WORK REQUIRED: Return all of the entries exactly as written.

SOURCE DATA:
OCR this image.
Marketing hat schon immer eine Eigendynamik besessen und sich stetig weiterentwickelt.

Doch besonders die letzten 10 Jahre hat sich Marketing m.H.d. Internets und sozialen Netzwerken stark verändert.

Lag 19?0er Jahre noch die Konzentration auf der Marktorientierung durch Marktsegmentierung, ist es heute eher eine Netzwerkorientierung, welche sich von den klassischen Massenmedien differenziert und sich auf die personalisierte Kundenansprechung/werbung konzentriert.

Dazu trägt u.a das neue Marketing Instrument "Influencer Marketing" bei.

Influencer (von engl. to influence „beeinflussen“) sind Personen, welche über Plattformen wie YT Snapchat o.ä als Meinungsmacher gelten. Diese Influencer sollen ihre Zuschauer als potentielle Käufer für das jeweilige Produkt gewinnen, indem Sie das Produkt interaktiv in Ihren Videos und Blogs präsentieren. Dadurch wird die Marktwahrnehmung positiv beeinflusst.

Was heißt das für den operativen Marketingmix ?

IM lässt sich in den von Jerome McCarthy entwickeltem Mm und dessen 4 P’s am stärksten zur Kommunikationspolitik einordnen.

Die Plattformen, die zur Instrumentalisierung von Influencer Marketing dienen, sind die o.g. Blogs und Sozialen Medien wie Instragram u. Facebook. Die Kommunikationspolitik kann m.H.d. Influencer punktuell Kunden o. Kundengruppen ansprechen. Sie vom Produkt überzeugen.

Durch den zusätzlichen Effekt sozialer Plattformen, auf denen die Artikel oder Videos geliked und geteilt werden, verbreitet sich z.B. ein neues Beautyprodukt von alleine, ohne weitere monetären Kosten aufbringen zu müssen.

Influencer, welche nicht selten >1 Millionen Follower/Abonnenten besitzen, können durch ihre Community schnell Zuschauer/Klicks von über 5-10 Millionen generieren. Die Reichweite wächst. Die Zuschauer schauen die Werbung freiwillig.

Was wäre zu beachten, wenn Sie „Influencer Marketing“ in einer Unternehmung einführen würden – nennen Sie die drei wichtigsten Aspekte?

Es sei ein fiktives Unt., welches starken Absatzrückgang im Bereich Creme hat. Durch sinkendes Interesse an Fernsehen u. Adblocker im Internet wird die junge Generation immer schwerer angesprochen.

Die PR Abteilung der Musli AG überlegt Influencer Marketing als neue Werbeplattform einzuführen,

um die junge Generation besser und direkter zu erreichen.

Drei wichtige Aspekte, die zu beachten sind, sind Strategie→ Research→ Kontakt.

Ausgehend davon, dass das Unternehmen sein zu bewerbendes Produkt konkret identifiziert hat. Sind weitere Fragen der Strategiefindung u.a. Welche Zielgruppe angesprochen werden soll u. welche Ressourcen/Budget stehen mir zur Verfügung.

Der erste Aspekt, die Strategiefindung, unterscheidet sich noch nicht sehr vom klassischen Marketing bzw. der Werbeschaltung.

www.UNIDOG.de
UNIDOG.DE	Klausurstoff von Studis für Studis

CORRECT RESPONSE:
OCR this image.
Marketing hat schon immer eine Eigendynamik besessen und sich stetig weiterentwickelt.

Doch besonders die letzten 10 Jahre hat sich Marketing m.H.d. Internets und sozialen Netzwerken stark verändert.

Lag 19?0er Jahre noch die Konzentration auf der Marktorientierung durch Marktsegmentierung, ist es heute eher eine Netzwerkorientierung, welche sich von den klassischen Massenmedien differenziert und sich auf die personalisierte Kundenansprechung/werbung konzentriert.

Dazu trägt u.a das neue Marketing Instrument "Influencer Marketing" bei.

Influencer (von engl. to influence „beeinflussen“) sind Personen, welche über Plattformen wie YT Snapchat o.ä als Meinungsmacher gelten. Diese Influencer sollen ihre Zuschauer als potentielle Käufer für das jeweilige Produkt gewinnen, indem Sie das Produkt interaktiv in Ihren Videos und Blogs präsentieren. Dadurch wird die Marktwahrnehmung positiv beeinflusst.

Was heißt das für den operativen Marketingmix ?

IM lässt sich in den von Jerome McCarthy entwickeltem Mm und dessen 4 P’s am stärksten zur Kommunikationspolitik einordnen.

Die Plattformen, die zur Instrumentalisierung von Influencer Marketing dienen, sind die o.g. Blogs und Sozialen Medien wie Instragram u. Facebook. Die Kommunikationspolitik kann m.H.d. Influencer punktuell Kunden o. Kundengruppen ansprechen. Sie vom Produkt überzeugen.

Durch den zusätzlichen Effekt sozialer Plattformen, auf denen die Artikel oder Videos geliked und geteilt werden, verbreitet sich z.B. ein neues Beautyprodukt von alleine, ohne weitere monetären Kosten aufbringen zu müssen.

Influencer, welche nicht selten >1 Millionen Follower/Abonnenten besitzen, können durch ihre Community schnell Zuschauer/Klicks von über 5-10 Millionen generieren. Die Reichweite wächst. Die Zuschauer schauen die Werbung freiwillig.

Was wäre zu beachten, wenn Sie „Influencer Marketing“ in einer Unternehmung einführen würden – nennen Sie die drei wichtigsten Aspekte?

Es sei ein fiktives Unt., welches starken Absatzrückgang im Bereich Creme hat. Durch sinkendes Interesse an Fernsehen u. Adblocker im Internet wird die junge Generation immer schwerer angesprochen.

Die PR Abteilung der Musli AG überlegt Influencer Marketing als neue Werbeplattform einzuführen,

um die junge Generation besser und direkter zu erreichen.

Drei wichtige Aspekte, die zu beachten sind, sind Strategie→ Research→ Kontakt.

Ausgehend davon, dass das Unternehmen sein zu bewerbendes Produkt konkret identifiziert hat. Sind weitere Fragen der Strategiefindung u.a. Welche Zielgruppe angesprochen werden soll u. welche Ressourcen/Budget stehen mir zur Verfügung.

Der erste Aspekt, die Strategiefindung, unterscheidet sich noch nicht sehr vom klassischen Marketing bzw. der Werbeschaltung.

www.UNIDOG.de
UNIDOG.DE	Klausurstoff von Studis für Studis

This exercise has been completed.